> **TASK DATA**:
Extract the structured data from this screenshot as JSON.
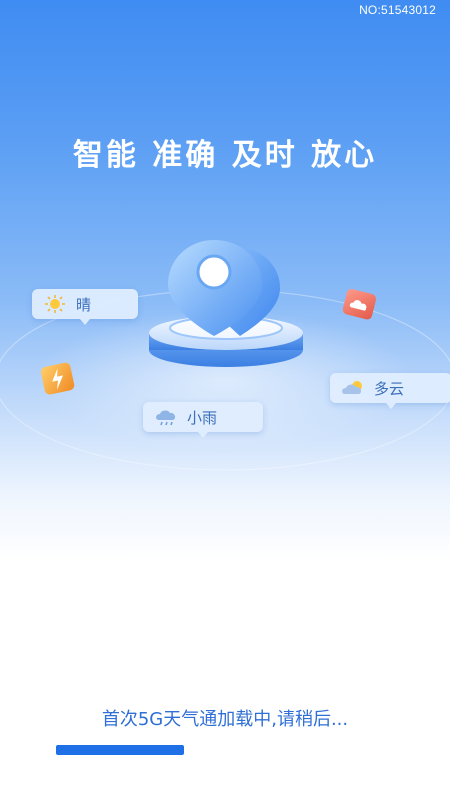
{
  "watermark": "NO:51543012",
  "slogan": "智能 准确 及时 放心",
  "tags": {
    "sunny": {
      "label": "晴",
      "icon": "sun-icon"
    },
    "light_rain": {
      "label": "小雨",
      "icon": "rain-cloud-icon"
    },
    "cloudy": {
      "label": "多云",
      "icon": "partly-cloudy-icon"
    }
  },
  "floating_icons": [
    "lightning-badge-icon",
    "cloud-badge-icon"
  ],
  "loading": {
    "text": "首次5G天气通加载中,请稍后...",
    "progress": 0.38
  },
  "colors": {
    "accent": "#1f6fe6",
    "loading_text": "#2f6fd6",
    "sky_top": "#3f8cf2"
  }
}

> **TASK GOAL**:
Set down the complete material exactly, but do not include the images.

> **FINAL ANSWER**:
Extract the structured data from this screenshot as JSON.
{
  "watermark": "NO:51543012",
  "slogan": "智能 准确 及时 放心",
  "tags": {
    "sunny": {
      "label": "晴",
      "icon": "sun-icon"
    },
    "light_rain": {
      "label": "小雨",
      "icon": "rain-cloud-icon"
    },
    "cloudy": {
      "label": "多云",
      "icon": "partly-cloudy-icon"
    }
  },
  "floating_icons": [
    "lightning-badge-icon",
    "cloud-badge-icon"
  ],
  "loading": {
    "text": "首次5G天气通加载中,请稍后...",
    "progress": 0.38
  },
  "colors": {
    "accent": "#1f6fe6",
    "loading_text": "#2f6fd6",
    "sky_top": "#3f8cf2"
  }
}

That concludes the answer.